Start of Data lines

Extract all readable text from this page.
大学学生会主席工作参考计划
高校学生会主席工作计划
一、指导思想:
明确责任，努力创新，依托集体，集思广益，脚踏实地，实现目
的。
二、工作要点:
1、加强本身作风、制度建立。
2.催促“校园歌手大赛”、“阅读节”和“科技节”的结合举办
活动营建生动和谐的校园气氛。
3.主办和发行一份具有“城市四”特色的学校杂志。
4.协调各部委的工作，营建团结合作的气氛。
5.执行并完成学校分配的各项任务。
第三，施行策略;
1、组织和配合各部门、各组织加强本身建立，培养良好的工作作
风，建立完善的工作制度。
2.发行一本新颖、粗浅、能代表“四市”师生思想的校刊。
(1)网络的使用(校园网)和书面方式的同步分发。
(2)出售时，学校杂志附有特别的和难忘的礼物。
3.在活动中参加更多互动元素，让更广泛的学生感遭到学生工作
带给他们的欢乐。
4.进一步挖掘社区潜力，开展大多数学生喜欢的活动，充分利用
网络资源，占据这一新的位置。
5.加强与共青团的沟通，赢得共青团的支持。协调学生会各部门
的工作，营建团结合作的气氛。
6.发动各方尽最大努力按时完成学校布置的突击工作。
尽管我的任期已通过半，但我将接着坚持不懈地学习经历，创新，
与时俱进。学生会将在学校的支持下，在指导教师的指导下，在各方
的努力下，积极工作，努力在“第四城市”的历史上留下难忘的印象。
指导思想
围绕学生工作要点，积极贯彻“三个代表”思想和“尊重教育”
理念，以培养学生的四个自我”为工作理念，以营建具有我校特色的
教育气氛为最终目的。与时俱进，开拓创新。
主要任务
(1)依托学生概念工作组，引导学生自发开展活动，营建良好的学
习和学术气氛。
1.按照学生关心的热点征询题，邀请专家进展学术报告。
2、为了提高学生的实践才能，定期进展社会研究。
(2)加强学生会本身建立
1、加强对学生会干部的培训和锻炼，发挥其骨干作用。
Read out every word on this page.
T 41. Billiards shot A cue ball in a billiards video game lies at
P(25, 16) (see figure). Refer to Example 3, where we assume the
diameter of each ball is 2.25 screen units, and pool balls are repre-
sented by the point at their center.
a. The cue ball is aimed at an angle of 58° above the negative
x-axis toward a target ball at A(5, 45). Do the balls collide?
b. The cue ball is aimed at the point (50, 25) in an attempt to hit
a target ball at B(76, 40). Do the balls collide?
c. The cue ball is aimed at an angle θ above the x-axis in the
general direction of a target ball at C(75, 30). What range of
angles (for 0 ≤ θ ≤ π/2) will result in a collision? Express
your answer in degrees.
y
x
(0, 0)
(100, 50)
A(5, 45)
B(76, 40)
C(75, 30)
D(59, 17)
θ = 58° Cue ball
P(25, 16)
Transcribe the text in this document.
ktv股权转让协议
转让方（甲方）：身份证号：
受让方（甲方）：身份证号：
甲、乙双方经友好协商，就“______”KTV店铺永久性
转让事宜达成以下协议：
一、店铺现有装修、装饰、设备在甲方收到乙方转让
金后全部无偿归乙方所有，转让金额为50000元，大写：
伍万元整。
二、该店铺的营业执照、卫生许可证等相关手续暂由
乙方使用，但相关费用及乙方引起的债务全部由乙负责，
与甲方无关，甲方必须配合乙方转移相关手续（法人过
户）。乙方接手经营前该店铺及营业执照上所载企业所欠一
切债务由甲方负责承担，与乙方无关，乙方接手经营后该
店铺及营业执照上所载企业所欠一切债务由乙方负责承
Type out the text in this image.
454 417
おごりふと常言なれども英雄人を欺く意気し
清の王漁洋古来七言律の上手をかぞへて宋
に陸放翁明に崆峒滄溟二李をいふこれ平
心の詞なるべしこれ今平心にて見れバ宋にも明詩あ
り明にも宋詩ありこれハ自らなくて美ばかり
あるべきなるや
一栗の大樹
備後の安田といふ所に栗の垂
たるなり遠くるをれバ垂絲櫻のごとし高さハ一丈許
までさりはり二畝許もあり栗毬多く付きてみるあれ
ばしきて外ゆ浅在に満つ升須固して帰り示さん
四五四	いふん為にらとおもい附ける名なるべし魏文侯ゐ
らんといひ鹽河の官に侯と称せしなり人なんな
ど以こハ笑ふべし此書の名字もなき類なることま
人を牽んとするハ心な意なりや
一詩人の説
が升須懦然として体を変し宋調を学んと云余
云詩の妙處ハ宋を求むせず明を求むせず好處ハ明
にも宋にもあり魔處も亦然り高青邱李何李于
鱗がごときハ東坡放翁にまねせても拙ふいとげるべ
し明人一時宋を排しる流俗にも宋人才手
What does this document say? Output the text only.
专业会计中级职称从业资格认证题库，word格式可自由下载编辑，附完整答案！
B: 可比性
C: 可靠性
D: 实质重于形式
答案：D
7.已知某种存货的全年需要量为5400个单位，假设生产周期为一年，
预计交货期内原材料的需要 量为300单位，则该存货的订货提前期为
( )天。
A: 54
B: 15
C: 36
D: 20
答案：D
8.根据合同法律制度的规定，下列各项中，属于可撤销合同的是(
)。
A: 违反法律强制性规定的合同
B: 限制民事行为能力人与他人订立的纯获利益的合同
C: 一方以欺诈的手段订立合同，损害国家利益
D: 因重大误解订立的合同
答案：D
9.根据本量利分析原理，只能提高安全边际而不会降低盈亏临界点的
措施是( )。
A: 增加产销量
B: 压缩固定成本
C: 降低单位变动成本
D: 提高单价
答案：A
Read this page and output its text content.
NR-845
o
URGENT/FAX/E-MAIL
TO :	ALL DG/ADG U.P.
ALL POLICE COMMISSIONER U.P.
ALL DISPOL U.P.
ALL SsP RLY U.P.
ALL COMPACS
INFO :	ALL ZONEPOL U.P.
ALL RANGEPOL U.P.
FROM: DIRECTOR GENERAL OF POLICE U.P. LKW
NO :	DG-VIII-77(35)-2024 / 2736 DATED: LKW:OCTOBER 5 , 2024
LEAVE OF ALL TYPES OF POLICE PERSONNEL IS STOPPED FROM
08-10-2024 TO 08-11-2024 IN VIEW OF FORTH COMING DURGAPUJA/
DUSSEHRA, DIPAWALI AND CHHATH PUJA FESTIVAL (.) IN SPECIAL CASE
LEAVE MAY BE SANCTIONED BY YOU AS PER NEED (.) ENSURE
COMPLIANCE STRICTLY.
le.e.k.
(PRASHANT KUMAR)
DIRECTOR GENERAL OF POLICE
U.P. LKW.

End of Data lines

Required task: Copy out all of the records above with nothing altered.

Response to this task:
Extract all readable text from this page.
大学学生会主席工作参考计划
高校学生会主席工作计划
一、指导思想:
明确责任，努力创新，依托集体，集思广益，脚踏实地，实现目
的。
二、工作要点:
1、加强本身作风、制度建立。
2.催促“校园歌手大赛”、“阅读节”和“科技节”的结合举办
活动营建生动和谐的校园气氛。
3.主办和发行一份具有“城市四”特色的学校杂志。
4.协调各部委的工作，营建团结合作的气氛。
5.执行并完成学校分配的各项任务。
第三，施行策略;
1、组织和配合各部门、各组织加强本身建立，培养良好的工作作
风，建立完善的工作制度。
2.发行一本新颖、粗浅、能代表“四市”师生思想的校刊。
(1)网络的使用(校园网)和书面方式的同步分发。
(2)出售时，学校杂志附有特别的和难忘的礼物。
3.在活动中参加更多互动元素，让更广泛的学生感遭到学生工作
带给他们的欢乐。
4.进一步挖掘社区潜力，开展大多数学生喜欢的活动，充分利用
网络资源，占据这一新的位置。
5.加强与共青团的沟通，赢得共青团的支持。协调学生会各部门
的工作，营建团结合作的气氛。
6.发动各方尽最大努力按时完成学校布置的突击工作。
尽管我的任期已通过半，但我将接着坚持不懈地学习经历，创新，
与时俱进。学生会将在学校的支持下，在指导教师的指导下，在各方
的努力下，积极工作，努力在“第四城市”的历史上留下难忘的印象。
指导思想
围绕学生工作要点，积极贯彻“三个代表”思想和“尊重教育”
理念，以培养学生的四个自我”为工作理念，以营建具有我校特色的
教育气氛为最终目的。与时俱进，开拓创新。
主要任务
(1)依托学生概念工作组，引导学生自发开展活动，营建良好的学
习和学术气氛。
1.按照学生关心的热点征询题，邀请专家进展学术报告。
2、为了提高学生的实践才能，定期进展社会研究。
(2)加强学生会本身建立
1、加强对学生会干部的培训和锻炼，发挥其骨干作用。
Read out every word on this page.
T 41. Billiards shot A cue ball in a billiards video game lies at
P(25, 16) (see figure). Refer to Example 3, where we assume the
diameter of each ball is 2.25 screen units, and pool balls are repre-
sented by the point at their center.
a. The cue ball is aimed at an angle of 58° above the negative
x-axis toward a target ball at A(5, 45). Do the balls collide?
b. The cue ball is aimed at the point (50, 25) in an attempt to hit
a target ball at B(76, 40). Do the balls collide?
c. The cue ball is aimed at an angle θ above the x-axis in the
general direction of a target ball at C(75, 30). What range of
angles (for 0 ≤ θ ≤ π/2) will result in a collision? Express
your answer in degrees.
y
x
(0, 0)
(100, 50)
A(5, 45)
B(76, 40)
C(75, 30)
D(59, 17)
θ = 58° Cue ball
P(25, 16)
Transcribe the text in this document.
ktv股权转让协议
转让方（甲方）：身份证号：
受让方（甲方）：身份证号：
甲、乙双方经友好协商，就“______”KTV店铺永久性
转让事宜达成以下协议：
一、店铺现有装修、装饰、设备在甲方收到乙方转让
金后全部无偿归乙方所有，转让金额为50000元，大写：
伍万元整。
二、该店铺的营业执照、卫生许可证等相关手续暂由
乙方使用，但相关费用及乙方引起的债务全部由乙负责，
与甲方无关，甲方必须配合乙方转移相关手续（法人过
户）。乙方接手经营前该店铺及营业执照上所载企业所欠一
切债务由甲方负责承担，与乙方无关，乙方接手经营后该
店铺及营业执照上所载企业所欠一切债务由乙方负责承
Type out the text in this image.
454 417
おごりふと常言なれども英雄人を欺く意気し
清の王漁洋古来七言律の上手をかぞへて宋
に陸放翁明に崆峒滄溟二李をいふこれ平
心の詞なるべしこれ今平心にて見れバ宋にも明詩あ
り明にも宋詩ありこれハ自らなくて美ばかり
あるべきなるや
一栗の大樹
備後の安田といふ所に栗の垂
たるなり遠くるをれバ垂絲櫻のごとし高さハ一丈許
までさりはり二畝許もあり栗毬多く付きてみるあれ
ばしきて外ゆ浅在に満つ升須固して帰り示さん
四五四	いふん為にらとおもい附ける名なるべし魏文侯ゐ
らんといひ鹽河の官に侯と称せしなり人なんな
ど以こハ笑ふべし此書の名字もなき類なることま
人を牽んとするハ心な意なりや
一詩人の説
が升須懦然として体を変し宋調を学んと云余
云詩の妙處ハ宋を求むせず明を求むせず好處ハ明
にも宋にもあり魔處も亦然り高青邱李何李于
鱗がごときハ東坡放翁にまねせても拙ふいとげるべ
し明人一時宋を排しる流俗にも宋人才手
What does this document say? Output the text only.
专业会计中级职称从业资格认证题库，word格式可自由下载编辑，附完整答案！
B: 可比性
C: 可靠性
D: 实质重于形式
答案：D
7.已知某种存货的全年需要量为5400个单位，假设生产周期为一年，
预计交货期内原材料的需要 量为300单位，则该存货的订货提前期为
( )天。
A: 54
B: 15
C: 36
D: 20
答案：D
8.根据合同法律制度的规定，下列各项中，属于可撤销合同的是(
)。
A: 违反法律强制性规定的合同
B: 限制民事行为能力人与他人订立的纯获利益的合同
C: 一方以欺诈的手段订立合同，损害国家利益
D: 因重大误解订立的合同
答案：D
9.根据本量利分析原理，只能提高安全边际而不会降低盈亏临界点的
措施是( )。
A: 增加产销量
B: 压缩固定成本
C: 降低单位变动成本
D: 提高单价
答案：A
Read this page and output its text content.
NR-845
o
URGENT/FAX/E-MAIL
TO :	ALL DG/ADG U.P.
ALL POLICE COMMISSIONER U.P.
ALL DISPOL U.P.
ALL SsP RLY U.P.
ALL COMPACS
INFO :	ALL ZONEPOL U.P.
ALL RANGEPOL U.P.
FROM: DIRECTOR GENERAL OF POLICE U.P. LKW
NO :	DG-VIII-77(35)-2024 / 2736 DATED: LKW:OCTOBER 5 , 2024
LEAVE OF ALL TYPES OF POLICE PERSONNEL IS STOPPED FROM
08-10-2024 TO 08-11-2024 IN VIEW OF FORTH COMING DURGAPUJA/
DUSSEHRA, DIPAWALI AND CHHATH PUJA FESTIVAL (.) IN SPECIAL CASE
LEAVE MAY BE SANCTIONED BY YOU AS PER NEED (.) ENSURE
COMPLIANCE STRICTLY.
le.e.k.
(PRASHANT KUMAR)
DIRECTOR GENERAL OF POLICE
U.P. LKW.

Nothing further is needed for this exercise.